● Work required
Every entry needs to be reproduced exactly.

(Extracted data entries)
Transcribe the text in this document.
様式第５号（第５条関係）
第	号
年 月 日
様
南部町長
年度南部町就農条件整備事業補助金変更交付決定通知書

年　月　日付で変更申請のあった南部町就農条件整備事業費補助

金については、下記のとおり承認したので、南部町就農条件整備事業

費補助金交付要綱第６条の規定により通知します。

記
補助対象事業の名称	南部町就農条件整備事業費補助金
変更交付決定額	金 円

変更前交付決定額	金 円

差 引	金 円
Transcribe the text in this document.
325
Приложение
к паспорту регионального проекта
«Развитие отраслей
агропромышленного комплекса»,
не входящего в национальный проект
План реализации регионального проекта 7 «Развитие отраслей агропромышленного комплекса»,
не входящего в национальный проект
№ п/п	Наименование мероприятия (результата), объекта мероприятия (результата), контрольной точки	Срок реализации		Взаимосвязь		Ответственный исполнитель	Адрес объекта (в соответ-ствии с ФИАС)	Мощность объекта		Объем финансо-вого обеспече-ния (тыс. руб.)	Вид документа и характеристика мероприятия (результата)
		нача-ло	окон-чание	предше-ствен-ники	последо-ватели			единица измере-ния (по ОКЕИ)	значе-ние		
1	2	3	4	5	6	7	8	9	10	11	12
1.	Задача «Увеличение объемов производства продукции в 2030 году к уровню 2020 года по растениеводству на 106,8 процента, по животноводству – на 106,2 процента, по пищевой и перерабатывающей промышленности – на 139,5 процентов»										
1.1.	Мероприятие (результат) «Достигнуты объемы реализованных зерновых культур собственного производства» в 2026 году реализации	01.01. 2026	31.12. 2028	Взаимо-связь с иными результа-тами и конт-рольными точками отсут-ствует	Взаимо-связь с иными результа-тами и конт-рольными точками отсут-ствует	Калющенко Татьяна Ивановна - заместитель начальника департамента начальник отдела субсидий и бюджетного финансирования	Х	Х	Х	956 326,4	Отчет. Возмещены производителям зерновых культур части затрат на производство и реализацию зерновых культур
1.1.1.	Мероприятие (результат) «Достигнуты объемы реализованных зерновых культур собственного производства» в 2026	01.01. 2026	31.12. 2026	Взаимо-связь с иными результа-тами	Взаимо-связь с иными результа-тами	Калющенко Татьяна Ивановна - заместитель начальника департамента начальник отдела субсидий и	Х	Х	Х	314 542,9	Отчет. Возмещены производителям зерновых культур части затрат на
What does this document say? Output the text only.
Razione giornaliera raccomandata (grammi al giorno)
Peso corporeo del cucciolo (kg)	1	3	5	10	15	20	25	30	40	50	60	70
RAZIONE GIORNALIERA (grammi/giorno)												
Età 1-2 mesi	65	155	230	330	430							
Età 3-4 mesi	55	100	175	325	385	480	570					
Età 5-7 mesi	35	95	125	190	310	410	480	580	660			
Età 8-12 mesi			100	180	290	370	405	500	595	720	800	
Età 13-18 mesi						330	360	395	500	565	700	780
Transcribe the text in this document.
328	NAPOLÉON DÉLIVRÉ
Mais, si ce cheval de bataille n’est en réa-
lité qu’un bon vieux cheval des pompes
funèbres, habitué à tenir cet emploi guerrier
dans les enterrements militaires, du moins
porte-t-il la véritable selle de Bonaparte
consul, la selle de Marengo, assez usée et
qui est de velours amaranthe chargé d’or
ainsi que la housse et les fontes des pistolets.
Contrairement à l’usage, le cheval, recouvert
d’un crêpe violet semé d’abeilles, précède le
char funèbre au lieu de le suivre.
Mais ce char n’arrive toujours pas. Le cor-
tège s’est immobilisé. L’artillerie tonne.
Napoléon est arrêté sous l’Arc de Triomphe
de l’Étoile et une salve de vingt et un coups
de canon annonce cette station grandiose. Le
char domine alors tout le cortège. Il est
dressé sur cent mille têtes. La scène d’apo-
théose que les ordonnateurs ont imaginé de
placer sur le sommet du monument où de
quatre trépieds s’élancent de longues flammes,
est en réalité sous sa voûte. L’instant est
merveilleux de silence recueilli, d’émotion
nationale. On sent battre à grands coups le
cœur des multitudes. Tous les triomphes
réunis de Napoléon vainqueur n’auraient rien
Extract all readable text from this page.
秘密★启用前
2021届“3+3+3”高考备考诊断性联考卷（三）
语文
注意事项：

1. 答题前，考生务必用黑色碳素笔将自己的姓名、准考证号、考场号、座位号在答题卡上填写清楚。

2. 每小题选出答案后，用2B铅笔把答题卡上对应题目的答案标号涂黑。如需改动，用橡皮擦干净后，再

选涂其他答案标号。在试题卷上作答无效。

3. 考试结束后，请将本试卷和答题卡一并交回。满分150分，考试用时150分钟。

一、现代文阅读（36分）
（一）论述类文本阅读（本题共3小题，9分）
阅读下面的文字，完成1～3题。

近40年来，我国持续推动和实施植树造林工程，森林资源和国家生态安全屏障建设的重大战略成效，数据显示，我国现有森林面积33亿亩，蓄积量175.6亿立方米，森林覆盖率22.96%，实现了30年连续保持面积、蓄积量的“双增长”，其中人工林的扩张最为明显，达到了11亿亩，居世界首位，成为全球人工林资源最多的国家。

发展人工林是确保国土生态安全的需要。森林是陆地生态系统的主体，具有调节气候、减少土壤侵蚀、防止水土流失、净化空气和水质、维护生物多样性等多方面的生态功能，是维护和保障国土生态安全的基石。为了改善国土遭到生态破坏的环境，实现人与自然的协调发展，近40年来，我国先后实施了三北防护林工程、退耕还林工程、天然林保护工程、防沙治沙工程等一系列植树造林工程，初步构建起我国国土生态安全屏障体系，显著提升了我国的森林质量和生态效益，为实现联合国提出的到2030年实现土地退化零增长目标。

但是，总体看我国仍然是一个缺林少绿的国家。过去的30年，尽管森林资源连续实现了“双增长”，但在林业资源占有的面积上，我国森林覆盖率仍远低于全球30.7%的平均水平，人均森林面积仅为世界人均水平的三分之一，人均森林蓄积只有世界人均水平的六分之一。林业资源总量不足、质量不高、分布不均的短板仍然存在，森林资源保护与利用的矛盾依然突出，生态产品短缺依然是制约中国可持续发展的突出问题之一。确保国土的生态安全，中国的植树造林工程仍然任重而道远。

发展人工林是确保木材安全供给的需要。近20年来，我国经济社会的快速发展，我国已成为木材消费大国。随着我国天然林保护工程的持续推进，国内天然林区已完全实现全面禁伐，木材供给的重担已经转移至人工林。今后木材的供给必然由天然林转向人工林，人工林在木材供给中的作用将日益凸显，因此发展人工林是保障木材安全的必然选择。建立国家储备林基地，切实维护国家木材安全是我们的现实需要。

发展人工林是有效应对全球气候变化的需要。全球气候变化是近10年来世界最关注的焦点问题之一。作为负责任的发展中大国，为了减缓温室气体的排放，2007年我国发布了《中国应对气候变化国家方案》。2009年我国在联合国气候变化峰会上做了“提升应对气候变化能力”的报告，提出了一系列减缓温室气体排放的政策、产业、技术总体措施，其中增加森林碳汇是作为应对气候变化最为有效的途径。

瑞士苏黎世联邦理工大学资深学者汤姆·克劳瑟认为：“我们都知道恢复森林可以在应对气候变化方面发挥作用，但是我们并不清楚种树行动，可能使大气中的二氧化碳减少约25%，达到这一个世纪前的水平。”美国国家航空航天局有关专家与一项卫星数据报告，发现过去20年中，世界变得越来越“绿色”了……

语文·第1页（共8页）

● Result of the exercise
Transcribe the text in this document.
様式第５号（第５条関係）
第	号
年 月 日
様
南部町長
年度南部町就農条件整備事業補助金変更交付決定通知書

年　月　日付で変更申請のあった南部町就農条件整備事業費補助

金については、下記のとおり承認したので、南部町就農条件整備事業

費補助金交付要綱第６条の規定により通知します。

記
補助対象事業の名称	南部町就農条件整備事業費補助金
変更交付決定額	金 円

変更前交付決定額	金 円

差 引	金 円
Transcribe the text in this document.
325
Приложение
к паспорту регионального проекта
«Развитие отраслей
агропромышленного комплекса»,
не входящего в национальный проект
План реализации регионального проекта 7 «Развитие отраслей агропромышленного комплекса»,
не входящего в национальный проект
№ п/п	Наименование мероприятия (результата), объекта мероприятия (результата), контрольной точки	Срок реализации		Взаимосвязь		Ответственный исполнитель	Адрес объекта (в соответ-ствии с ФИАС)	Мощность объекта		Объем финансо-вого обеспече-ния (тыс. руб.)	Вид документа и характеристика мероприятия (результата)
		нача-ло	окон-чание	предше-ствен-ники	последо-ватели			единица измере-ния (по ОКЕИ)	значе-ние		
1	2	3	4	5	6	7	8	9	10	11	12
1.	Задача «Увеличение объемов производства продукции в 2030 году к уровню 2020 года по растениеводству на 106,8 процента, по животноводству – на 106,2 процента, по пищевой и перерабатывающей промышленности – на 139,5 процентов»										
1.1.	Мероприятие (результат) «Достигнуты объемы реализованных зерновых культур собственного производства» в 2026 году реализации	01.01. 2026	31.12. 2028	Взаимо-связь с иными результа-тами и конт-рольными точками отсут-ствует	Взаимо-связь с иными результа-тами и конт-рольными точками отсут-ствует	Калющенко Татьяна Ивановна - заместитель начальника департамента начальник отдела субсидий и бюджетного финансирования	Х	Х	Х	956 326,4	Отчет. Возмещены производителям зерновых культур части затрат на производство и реализацию зерновых культур
1.1.1.	Мероприятие (результат) «Достигнуты объемы реализованных зерновых культур собственного производства» в 2026	01.01. 2026	31.12. 2026	Взаимо-связь с иными результа-тами	Взаимо-связь с иными результа-тами	Калющенко Татьяна Ивановна - заместитель начальника департамента начальник отдела субсидий и	Х	Х	Х	314 542,9	Отчет. Возмещены производителям зерновых культур части затрат на
What does this document say? Output the text only.
Razione giornaliera raccomandata (grammi al giorno)
Peso corporeo del cucciolo (kg)	1	3	5	10	15	20	25	30	40	50	60	70
RAZIONE GIORNALIERA (grammi/giorno)												
Età 1-2 mesi	65	155	230	330	430							
Età 3-4 mesi	55	100	175	325	385	480	570					
Età 5-7 mesi	35	95	125	190	310	410	480	580	660			
Età 8-12 mesi			100	180	290	370	405	500	595	720	800	
Età 13-18 mesi						330	360	395	500	565	700	780
Transcribe the text in this document.
328	NAPOLÉON DÉLIVRÉ
Mais, si ce cheval de bataille n’est en réa-
lité qu’un bon vieux cheval des pompes
funèbres, habitué à tenir cet emploi guerrier
dans les enterrements militaires, du moins
porte-t-il la véritable selle de Bonaparte
consul, la selle de Marengo, assez usée et
qui est de velours amaranthe chargé d’or
ainsi que la housse et les fontes des pistolets.
Contrairement à l’usage, le cheval, recouvert
d’un crêpe violet semé d’abeilles, précède le
char funèbre au lieu de le suivre.
Mais ce char n’arrive toujours pas. Le cor-
tège s’est immobilisé. L’artillerie tonne.
Napoléon est arrêté sous l’Arc de Triomphe
de l’Étoile et une salve de vingt et un coups
de canon annonce cette station grandiose. Le
char domine alors tout le cortège. Il est
dressé sur cent mille têtes. La scène d’apo-
théose que les ordonnateurs ont imaginé de
placer sur le sommet du monument où de
quatre trépieds s’élancent de longues flammes,
est en réalité sous sa voûte. L’instant est
merveilleux de silence recueilli, d’émotion
nationale. On sent battre à grands coups le
cœur des multitudes. Tous les triomphes
réunis de Napoléon vainqueur n’auraient rien
Extract all readable text from this page.
秘密★启用前
2021届“3+3+3”高考备考诊断性联考卷（三）
语文
注意事项：

1. 答题前，考生务必用黑色碳素笔将自己的姓名、准考证号、考场号、座位号在答题卡上填写清楚。

2. 每小题选出答案后，用2B铅笔把答题卡上对应题目的答案标号涂黑。如需改动，用橡皮擦干净后，再

选涂其他答案标号。在试题卷上作答无效。

3. 考试结束后，请将本试卷和答题卡一并交回。满分150分，考试用时150分钟。

一、现代文阅读（36分）
（一）论述类文本阅读（本题共3小题，9分）
阅读下面的文字，完成1～3题。

近40年来，我国持续推动和实施植树造林工程，森林资源和国家生态安全屏障建设的重大战略成效，数据显示，我国现有森林面积33亿亩，蓄积量175.6亿立方米，森林覆盖率22.96%，实现了30年连续保持面积、蓄积量的“双增长”，其中人工林的扩张最为明显，达到了11亿亩，居世界首位，成为全球人工林资源最多的国家。

发展人工林是确保国土生态安全的需要。森林是陆地生态系统的主体，具有调节气候、减少土壤侵蚀、防止水土流失、净化空气和水质、维护生物多样性等多方面的生态功能，是维护和保障国土生态安全的基石。为了改善国土遭到生态破坏的环境，实现人与自然的协调发展，近40年来，我国先后实施了三北防护林工程、退耕还林工程、天然林保护工程、防沙治沙工程等一系列植树造林工程，初步构建起我国国土生态安全屏障体系，显著提升了我国的森林质量和生态效益，为实现联合国提出的到2030年实现土地退化零增长目标。

但是，总体看我国仍然是一个缺林少绿的国家。过去的30年，尽管森林资源连续实现了“双增长”，但在林业资源占有的面积上，我国森林覆盖率仍远低于全球30.7%的平均水平，人均森林面积仅为世界人均水平的三分之一，人均森林蓄积只有世界人均水平的六分之一。林业资源总量不足、质量不高、分布不均的短板仍然存在，森林资源保护与利用的矛盾依然突出，生态产品短缺依然是制约中国可持续发展的突出问题之一。确保国土的生态安全，中国的植树造林工程仍然任重而道远。

发展人工林是确保木材安全供给的需要。近20年来，我国经济社会的快速发展，我国已成为木材消费大国。随着我国天然林保护工程的持续推进，国内天然林区已完全实现全面禁伐，木材供给的重担已经转移至人工林。今后木材的供给必然由天然林转向人工林，人工林在木材供给中的作用将日益凸显，因此发展人工林是保障木材安全的必然选择。建立国家储备林基地，切实维护国家木材安全是我们的现实需要。

发展人工林是有效应对全球气候变化的需要。全球气候变化是近10年来世界最关注的焦点问题之一。作为负责任的发展中大国，为了减缓温室气体的排放，2007年我国发布了《中国应对气候变化国家方案》。2009年我国在联合国气候变化峰会上做了“提升应对气候变化能力”的报告，提出了一系列减缓温室气体排放的政策、产业、技术总体措施，其中增加森林碳汇是作为应对气候变化最为有效的途径。

瑞士苏黎世联邦理工大学资深学者汤姆·克劳瑟认为：“我们都知道恢复森林可以在应对气候变化方面发挥作用，但是我们并不清楚种树行动，可能使大气中的二氧化碳减少约25%，达到这一个世纪前的水平。”美国国家航空航天局有关专家与一项卫星数据报告，发现过去20年中，世界变得越来越“绿色”了……

语文·第1页（共8页）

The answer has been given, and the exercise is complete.